• **SHORT TASK**
Check each line for the string "Soason", then give only how many lines have it.

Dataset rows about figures
--- start ---
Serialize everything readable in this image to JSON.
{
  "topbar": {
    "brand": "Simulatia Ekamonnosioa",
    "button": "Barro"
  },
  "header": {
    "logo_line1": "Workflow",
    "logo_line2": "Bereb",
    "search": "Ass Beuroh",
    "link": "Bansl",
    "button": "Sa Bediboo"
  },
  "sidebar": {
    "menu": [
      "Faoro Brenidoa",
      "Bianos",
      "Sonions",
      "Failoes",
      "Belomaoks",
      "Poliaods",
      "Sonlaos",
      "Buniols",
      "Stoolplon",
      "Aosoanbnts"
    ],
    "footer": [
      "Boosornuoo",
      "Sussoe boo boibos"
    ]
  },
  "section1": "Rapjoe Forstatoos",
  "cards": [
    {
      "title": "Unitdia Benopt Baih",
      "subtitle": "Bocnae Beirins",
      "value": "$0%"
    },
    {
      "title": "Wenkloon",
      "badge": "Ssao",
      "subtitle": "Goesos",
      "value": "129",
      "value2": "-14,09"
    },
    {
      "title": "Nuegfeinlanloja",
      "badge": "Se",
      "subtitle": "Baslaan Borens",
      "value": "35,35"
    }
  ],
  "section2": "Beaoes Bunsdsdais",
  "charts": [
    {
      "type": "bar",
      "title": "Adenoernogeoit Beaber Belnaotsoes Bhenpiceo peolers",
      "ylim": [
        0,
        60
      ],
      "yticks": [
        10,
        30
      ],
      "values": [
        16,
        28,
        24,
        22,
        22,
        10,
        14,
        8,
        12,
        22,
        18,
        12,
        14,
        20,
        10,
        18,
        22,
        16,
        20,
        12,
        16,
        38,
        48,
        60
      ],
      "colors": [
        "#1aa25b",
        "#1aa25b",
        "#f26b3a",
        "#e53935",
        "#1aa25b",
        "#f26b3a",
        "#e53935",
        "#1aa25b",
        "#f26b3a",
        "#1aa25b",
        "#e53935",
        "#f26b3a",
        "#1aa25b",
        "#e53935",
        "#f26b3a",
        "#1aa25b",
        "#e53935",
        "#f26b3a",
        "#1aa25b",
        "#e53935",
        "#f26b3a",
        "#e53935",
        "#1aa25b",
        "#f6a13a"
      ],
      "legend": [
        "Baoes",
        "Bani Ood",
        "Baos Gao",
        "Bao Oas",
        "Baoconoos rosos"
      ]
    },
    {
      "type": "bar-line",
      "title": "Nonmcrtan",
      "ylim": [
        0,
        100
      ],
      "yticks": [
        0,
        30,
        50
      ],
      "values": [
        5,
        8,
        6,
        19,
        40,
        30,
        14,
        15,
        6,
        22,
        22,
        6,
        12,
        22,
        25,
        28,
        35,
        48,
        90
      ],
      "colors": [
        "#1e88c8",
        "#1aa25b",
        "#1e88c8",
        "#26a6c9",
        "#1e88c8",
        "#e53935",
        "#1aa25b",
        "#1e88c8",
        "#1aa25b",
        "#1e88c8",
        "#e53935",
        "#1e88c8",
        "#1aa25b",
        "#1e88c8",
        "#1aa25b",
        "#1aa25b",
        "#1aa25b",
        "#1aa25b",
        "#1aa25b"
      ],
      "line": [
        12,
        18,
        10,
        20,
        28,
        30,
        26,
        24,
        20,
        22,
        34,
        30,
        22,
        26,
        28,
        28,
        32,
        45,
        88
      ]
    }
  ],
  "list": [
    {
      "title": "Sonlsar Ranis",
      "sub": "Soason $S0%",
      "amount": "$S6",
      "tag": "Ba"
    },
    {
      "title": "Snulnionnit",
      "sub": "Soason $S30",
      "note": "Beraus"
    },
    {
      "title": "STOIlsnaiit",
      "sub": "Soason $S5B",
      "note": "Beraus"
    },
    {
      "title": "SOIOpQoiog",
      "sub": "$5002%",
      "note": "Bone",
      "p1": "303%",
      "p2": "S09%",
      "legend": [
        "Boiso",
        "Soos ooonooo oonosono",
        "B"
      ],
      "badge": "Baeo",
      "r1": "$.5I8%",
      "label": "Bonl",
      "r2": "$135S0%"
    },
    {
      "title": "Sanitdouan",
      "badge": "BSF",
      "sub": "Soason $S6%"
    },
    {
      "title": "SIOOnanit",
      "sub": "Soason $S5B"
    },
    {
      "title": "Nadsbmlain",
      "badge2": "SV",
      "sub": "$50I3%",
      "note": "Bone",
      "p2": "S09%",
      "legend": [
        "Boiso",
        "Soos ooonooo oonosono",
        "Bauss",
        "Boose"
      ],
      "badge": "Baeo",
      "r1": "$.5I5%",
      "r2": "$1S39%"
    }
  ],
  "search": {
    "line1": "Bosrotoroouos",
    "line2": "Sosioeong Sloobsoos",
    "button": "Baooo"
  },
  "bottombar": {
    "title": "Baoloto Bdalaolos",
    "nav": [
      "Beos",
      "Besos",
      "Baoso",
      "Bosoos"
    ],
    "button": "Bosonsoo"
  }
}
--- end ---
• **THE RESULT**
5